>> start EXERCISE DATA
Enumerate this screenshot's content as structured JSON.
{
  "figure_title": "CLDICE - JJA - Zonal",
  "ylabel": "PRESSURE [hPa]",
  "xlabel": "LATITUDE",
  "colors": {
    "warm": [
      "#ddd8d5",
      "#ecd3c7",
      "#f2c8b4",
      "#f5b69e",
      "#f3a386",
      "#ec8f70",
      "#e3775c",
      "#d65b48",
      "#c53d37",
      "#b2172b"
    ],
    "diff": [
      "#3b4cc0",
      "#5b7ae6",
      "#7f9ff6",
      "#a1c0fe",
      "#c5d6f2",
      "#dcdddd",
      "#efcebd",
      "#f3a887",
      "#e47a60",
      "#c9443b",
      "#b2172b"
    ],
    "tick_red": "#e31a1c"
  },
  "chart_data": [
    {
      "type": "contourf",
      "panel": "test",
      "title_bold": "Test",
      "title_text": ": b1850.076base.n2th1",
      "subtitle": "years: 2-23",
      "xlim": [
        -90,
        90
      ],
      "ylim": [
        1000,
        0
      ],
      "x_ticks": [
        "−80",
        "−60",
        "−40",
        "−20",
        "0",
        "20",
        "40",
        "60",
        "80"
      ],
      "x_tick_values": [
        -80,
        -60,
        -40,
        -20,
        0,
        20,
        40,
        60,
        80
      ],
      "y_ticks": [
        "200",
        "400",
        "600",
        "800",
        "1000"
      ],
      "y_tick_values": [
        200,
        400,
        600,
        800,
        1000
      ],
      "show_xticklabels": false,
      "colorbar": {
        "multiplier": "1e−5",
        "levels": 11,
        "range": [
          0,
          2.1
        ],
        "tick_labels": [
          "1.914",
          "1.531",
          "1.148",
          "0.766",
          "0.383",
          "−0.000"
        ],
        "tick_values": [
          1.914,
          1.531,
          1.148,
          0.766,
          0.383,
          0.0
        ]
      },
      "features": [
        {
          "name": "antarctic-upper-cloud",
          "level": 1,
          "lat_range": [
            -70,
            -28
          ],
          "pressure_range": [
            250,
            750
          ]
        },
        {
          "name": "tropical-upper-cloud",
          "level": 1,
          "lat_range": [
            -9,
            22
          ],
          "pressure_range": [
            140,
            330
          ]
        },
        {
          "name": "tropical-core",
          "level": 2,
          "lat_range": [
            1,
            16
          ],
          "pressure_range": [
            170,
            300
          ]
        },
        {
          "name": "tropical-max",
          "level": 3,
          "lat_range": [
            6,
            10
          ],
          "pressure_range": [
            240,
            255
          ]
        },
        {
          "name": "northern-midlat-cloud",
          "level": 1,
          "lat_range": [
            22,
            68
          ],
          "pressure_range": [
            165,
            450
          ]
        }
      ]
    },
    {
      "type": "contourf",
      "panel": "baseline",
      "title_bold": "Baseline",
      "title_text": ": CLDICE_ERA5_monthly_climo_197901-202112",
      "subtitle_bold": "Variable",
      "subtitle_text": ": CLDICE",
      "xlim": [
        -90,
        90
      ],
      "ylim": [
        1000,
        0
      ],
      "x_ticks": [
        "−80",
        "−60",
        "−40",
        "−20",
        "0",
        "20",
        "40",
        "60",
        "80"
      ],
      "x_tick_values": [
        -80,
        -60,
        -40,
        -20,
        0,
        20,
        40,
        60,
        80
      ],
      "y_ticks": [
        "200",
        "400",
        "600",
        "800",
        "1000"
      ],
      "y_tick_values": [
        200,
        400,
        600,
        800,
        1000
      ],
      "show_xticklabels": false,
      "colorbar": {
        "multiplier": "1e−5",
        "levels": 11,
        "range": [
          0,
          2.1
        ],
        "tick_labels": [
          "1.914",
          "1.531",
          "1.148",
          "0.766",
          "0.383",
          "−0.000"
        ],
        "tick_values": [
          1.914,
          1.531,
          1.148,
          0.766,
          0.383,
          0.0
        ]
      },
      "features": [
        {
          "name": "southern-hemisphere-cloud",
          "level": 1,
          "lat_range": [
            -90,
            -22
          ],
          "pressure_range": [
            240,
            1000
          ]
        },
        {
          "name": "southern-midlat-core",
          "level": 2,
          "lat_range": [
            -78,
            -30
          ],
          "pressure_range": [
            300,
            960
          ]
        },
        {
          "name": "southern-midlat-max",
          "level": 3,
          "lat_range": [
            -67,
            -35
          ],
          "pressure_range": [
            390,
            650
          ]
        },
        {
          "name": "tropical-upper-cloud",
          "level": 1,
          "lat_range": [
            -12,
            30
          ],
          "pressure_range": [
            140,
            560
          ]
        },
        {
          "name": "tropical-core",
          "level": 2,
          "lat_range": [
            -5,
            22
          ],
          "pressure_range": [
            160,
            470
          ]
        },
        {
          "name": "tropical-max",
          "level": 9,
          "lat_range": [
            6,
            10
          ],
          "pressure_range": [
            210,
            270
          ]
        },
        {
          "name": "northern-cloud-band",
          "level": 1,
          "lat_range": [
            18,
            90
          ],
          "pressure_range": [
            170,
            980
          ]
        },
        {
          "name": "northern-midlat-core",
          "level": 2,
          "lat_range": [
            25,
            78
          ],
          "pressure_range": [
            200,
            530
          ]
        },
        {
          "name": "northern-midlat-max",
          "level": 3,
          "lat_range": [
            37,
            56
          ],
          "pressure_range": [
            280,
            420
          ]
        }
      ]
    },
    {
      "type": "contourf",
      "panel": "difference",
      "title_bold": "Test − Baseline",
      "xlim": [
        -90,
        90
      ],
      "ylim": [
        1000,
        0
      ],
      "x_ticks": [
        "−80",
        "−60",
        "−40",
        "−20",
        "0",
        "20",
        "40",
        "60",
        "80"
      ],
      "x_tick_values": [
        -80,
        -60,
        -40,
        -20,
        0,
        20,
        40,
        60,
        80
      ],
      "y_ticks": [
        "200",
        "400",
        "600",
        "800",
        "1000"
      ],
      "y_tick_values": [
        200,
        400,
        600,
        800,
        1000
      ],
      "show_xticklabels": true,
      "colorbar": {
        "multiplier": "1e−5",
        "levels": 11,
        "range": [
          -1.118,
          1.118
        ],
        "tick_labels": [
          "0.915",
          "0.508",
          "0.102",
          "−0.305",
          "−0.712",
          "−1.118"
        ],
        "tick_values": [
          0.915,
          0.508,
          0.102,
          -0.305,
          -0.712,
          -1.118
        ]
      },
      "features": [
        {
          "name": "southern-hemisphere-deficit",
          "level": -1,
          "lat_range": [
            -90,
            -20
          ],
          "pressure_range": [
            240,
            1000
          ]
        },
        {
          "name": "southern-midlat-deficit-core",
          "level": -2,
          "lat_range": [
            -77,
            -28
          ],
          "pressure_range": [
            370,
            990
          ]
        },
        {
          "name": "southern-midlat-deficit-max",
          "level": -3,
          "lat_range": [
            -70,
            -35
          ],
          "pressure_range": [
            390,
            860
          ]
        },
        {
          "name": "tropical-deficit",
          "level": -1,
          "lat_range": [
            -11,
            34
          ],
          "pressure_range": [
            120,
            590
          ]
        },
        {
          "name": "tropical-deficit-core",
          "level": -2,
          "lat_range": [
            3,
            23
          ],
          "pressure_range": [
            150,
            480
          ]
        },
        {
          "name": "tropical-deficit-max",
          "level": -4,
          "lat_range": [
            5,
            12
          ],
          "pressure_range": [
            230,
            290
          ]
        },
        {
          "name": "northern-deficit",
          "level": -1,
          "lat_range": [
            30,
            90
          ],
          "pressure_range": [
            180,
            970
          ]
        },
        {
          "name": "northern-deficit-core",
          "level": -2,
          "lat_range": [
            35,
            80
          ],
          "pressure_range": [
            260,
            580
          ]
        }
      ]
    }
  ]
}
>> end EXERCISE DATA
[WORK TO BE COMPLETED] Find each line holding the string "hemisphere" and copy it out.

[EXERCISE RESPONSE]
          "name": "southern-hemisphere-cloud",
          "name": "southern-hemisphere-deficit",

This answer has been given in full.